* **BLOCO DE TEXTO**:
****

Zumbi dos Palmares: líder do Quilombo dos Palmares
A partir do início do século XVII, os escravos que conseguiam fugir das fazendas e dos engenhos começaram a reunir-se em lugares seguros e ali ficavam vivendo em liberdade, longe de seus senhores. Estes lugares ficaram conhecidos por “quilombos” e seus habitantes, “quilombolas”.
Houve muitos quilombos no Brasil. O mais importante foi o “Quilombo de Palmares”, instalado na Serra da Barriga, onde hoje é o estado de Alagoas. Durou mais de sessenta anos e chegou a contar com uma população de vinte mil habitantes, o que era bastante para a época. Na verdade, era um quilombo formado de vários outros, organizados sob a forma de reino.
Quando houve a Invasão da Holanda, os diversos quilombos que o compunham foram reforçados, pois inúmeros escravos deixavam os lugares onde viviam e iam refugiar-se nos quilombos, aproveitando a ausência dos seus senhores, que também fugiam dos invasores.
Enquanto os brasileiros e portugueses lutavam contra os holandeses, os fugitivos trataram de fortalecer os seus quilombos.
No princípio, para poder viver, os quilombolas praticavam assaltos às fazendas e povoados mais próximos. Pouco a pouco, foram-se organizando, cultivando a terra e trocando parte das colheitas por outras coisas de que precisavam.
Durante o tempo em que brasileiros e portugueses estavam ocupados, combatendo os invasores, os negros viveram sossegados. Logo, porém, que os holandeses deixaram de ser preocupação, os brancos começaram a combater os quilombolas.

****

* **O QUE FAZER**: Reescreva o texto sobre o Quilombo dos Palmares começando em "Enquanto os brasileiros" e indo até "combater os quilombolas.", trocando "holandeses" por "neerlandeses". Não é preciso consultar as entradas.

****

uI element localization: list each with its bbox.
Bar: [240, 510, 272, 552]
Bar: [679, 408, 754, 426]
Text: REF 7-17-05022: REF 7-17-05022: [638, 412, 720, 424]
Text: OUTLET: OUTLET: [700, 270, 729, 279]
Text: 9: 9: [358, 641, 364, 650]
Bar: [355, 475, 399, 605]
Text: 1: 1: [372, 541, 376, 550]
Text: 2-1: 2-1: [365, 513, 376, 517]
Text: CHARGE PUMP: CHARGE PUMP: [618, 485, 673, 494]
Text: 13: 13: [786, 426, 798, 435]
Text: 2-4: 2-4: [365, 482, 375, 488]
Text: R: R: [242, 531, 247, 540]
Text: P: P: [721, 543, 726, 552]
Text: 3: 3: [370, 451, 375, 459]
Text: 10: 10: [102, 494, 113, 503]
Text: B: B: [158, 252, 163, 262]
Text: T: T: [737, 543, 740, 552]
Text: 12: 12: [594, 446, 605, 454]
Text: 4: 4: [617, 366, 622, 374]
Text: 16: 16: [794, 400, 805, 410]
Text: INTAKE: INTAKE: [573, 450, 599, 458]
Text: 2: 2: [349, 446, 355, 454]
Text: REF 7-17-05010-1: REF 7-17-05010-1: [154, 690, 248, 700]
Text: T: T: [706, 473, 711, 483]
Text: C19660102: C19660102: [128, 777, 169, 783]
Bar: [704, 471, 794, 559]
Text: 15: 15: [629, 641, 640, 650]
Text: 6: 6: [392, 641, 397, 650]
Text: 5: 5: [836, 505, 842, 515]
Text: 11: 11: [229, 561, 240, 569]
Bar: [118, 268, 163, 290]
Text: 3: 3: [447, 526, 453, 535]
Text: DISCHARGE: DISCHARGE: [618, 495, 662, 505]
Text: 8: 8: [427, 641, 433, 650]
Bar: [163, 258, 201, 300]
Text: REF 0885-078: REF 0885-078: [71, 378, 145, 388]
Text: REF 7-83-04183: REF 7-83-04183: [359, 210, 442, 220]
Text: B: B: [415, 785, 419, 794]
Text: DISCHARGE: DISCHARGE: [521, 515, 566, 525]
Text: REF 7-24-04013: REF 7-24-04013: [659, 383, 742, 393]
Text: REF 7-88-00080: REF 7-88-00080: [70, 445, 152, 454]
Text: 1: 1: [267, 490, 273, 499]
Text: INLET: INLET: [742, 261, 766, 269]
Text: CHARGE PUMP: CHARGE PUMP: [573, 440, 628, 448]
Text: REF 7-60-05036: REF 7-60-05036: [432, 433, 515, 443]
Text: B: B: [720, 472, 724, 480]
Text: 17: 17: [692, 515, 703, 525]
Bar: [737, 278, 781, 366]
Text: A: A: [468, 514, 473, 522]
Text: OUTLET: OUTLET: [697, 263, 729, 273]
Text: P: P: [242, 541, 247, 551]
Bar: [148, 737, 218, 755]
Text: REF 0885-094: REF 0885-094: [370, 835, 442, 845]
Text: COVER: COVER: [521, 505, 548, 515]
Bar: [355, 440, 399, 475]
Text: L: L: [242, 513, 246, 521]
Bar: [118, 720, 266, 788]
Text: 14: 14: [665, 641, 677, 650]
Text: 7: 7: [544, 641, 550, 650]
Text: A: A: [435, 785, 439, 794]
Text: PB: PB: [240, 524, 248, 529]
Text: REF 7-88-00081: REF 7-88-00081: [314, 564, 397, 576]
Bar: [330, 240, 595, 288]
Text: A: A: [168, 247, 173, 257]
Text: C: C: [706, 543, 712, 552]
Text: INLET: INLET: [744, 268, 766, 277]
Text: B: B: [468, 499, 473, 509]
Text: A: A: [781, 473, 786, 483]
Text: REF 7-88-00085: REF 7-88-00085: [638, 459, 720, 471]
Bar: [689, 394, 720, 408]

****

* **RESULTADO DO EXERCÍCIO**:
Enquanto os brasileiros e portugueses lutavam contra os neerlandeses, os fugitivos trataram de fortalecer os seus quilombos.
No princípio, para poder viver, os quilombolas praticavam assaltos às fazendas e povoados mais próximos. Pouco a pouco, foram-se organizando, cultivando a terra e trocando parte das colheitas por outras coisas de que precisavam.
Durante o tempo em que brasileiros e portugueses estavam ocupados, combatendo os invasores, os negros viveram sossegados. Logo, porém, que os neerlandeses deixaram de ser preocupação, os brancos começaram a combater os quilombolas.